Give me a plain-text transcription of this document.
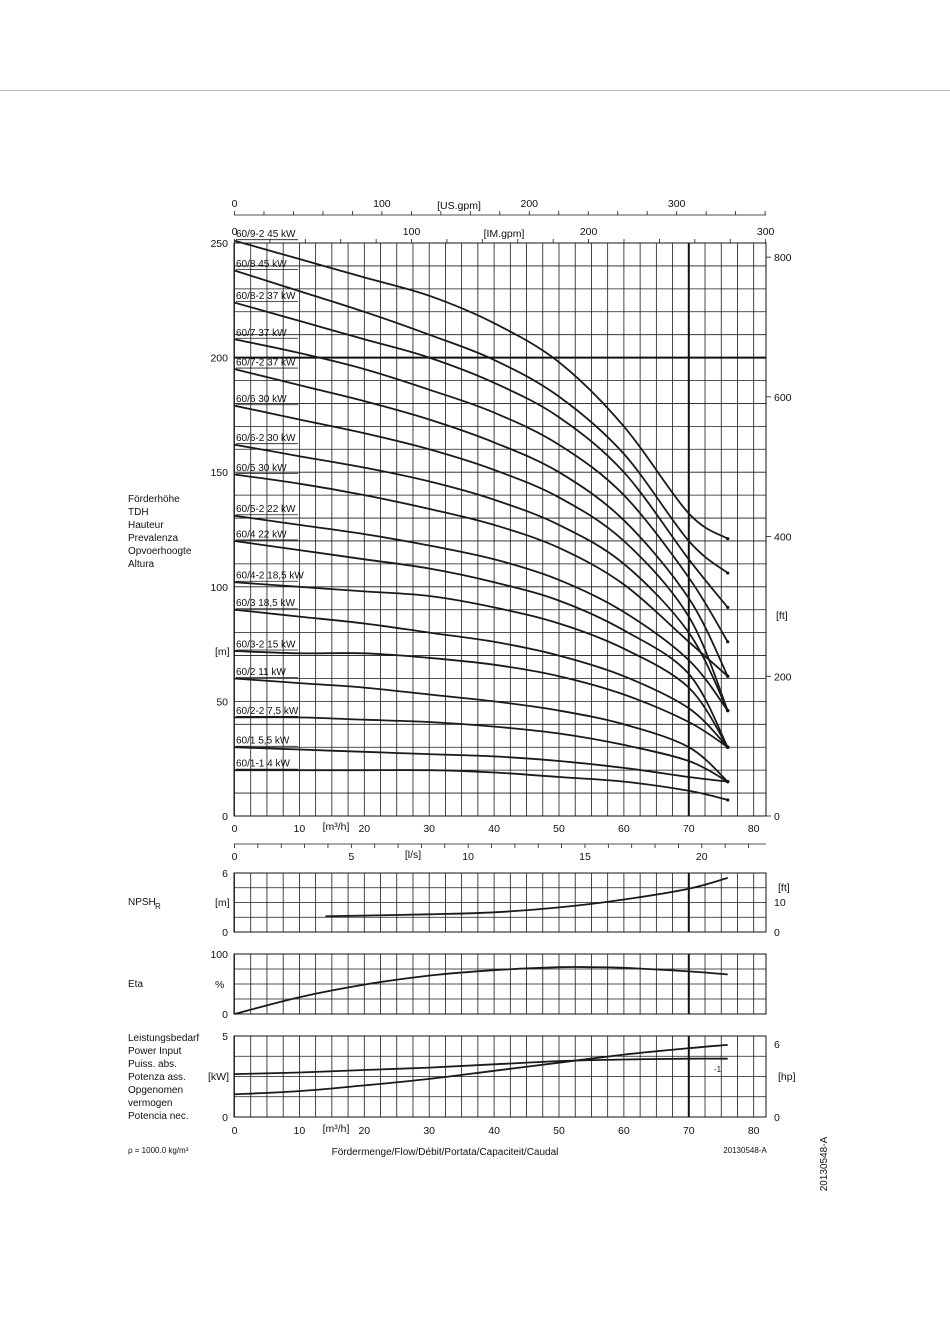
60/9-2 45 kW
60/8 45 kW
60/8-2 37 kW
60/7 37 kW
60/7-2 37 kW
60/6 30 kW
60/6-2 30 kW
60/5 30 kW
60/5-2 22 kW
60/4 22 kW
60/4-2 18,5 kW
60/3 18,5 kW
60/3-2 15 kW
60/2 11 kW
60/2-2 7,5 kW
60/1 5,5 kW
60/1-1 4 kW
0
50
100
150
200
250
0
200
400
600
800
[ft]
[m]
Förderhöhe TDH Hauteur Prevalenza Opvoerhoogte Altura
0	100	200	300
[US.gpm]
0	100	200	300
[IM.gpm]
0	10	20	30	40	50	60	70	80
[m³/h]
0	10	20	30	40	50	60	70	80
[m³/h]
0	5	10	15	20
[l/s]
NPSH R	[m]
0
6
[ft]
0
10
Eta	%
0
100
Leistungsbedarf Power Input Puiss. abs. Potenza ass. Opgenomen vermogen Potencia nec.
[kW]
0
5
[hp]
0
6
-1
ρ = 1000.0 kg/m³	Fördermenge/Flow/Débit/Portata/Capaciteit/Caudal	20130548-A	20130548-A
•••••
=== Aim of the exercise ===
Line by line, transcribe the records exactly, omitting the images.

=== Your response ===
Give me a plain-text transcription of this document.
60/9-2 45 kW
60/8 45 kW
60/8-2 37 kW
60/7 37 kW
60/7-2 37 kW
60/6 30 kW
60/6-2 30 kW
60/5 30 kW
60/5-2 22 kW
60/4 22 kW
60/4-2 18,5 kW
60/3 18,5 kW
60/3-2 15 kW
60/2 11 kW
60/2-2 7,5 kW
60/1 5,5 kW
60/1-1 4 kW
0
50
100
150
200
250
0
200
400
600
800
[ft]
[m]
Förderhöhe TDH Hauteur Prevalenza Opvoerhoogte Altura
0	100	200	300
[US.gpm]
0	100	200	300
[IM.gpm]
0	10	20	30	40	50	60	70	80
[m³/h]
0	10	20	30	40	50	60	70	80
[m³/h]
0	5	10	15	20
[l/s]
NPSH R	[m]
0
6
[ft]
0
10
Eta	%
0
100
Leistungsbedarf Power Input Puiss. abs. Potenza ass. Opgenomen vermogen Potencia nec.
[kW]
0
5
[hp]
0
6
-1
ρ = 1000.0 kg/m³	Fördermenge/Flow/Débit/Portata/Capaciteit/Caudal	20130548-A	20130548-A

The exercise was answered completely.